**Stored records**
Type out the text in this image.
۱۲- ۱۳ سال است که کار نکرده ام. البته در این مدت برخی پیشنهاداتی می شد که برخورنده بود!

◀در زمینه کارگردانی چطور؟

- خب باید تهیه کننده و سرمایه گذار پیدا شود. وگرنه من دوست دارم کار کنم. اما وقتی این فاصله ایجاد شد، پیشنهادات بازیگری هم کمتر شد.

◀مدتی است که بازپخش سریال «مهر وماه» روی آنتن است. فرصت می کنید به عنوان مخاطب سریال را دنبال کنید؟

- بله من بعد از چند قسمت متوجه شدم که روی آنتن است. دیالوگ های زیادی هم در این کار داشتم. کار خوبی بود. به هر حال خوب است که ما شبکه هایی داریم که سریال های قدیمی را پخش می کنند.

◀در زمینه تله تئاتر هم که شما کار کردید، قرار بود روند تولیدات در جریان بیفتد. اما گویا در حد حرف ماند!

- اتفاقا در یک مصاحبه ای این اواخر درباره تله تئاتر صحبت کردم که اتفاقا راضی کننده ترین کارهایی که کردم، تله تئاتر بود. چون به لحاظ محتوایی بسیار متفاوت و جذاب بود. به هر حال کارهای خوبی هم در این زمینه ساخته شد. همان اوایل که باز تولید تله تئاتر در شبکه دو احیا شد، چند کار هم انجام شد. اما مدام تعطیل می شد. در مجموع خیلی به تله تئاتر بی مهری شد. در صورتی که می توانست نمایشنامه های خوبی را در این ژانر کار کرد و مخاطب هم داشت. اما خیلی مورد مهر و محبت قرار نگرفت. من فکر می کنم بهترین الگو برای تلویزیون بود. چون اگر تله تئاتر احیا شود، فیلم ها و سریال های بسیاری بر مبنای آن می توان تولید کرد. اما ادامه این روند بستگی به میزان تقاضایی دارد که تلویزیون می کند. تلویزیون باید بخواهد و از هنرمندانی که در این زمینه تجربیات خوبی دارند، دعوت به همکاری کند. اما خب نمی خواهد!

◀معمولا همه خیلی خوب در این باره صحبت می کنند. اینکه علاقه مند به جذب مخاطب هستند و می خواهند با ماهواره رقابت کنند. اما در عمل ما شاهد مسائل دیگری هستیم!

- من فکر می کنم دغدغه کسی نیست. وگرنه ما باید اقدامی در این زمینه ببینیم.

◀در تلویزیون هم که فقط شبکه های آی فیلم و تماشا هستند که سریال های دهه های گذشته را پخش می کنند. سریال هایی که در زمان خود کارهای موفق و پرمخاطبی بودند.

**Instructions for the task**
Count every line above that holds the string "خوبی" and give the total, nothing more.

**The output**
2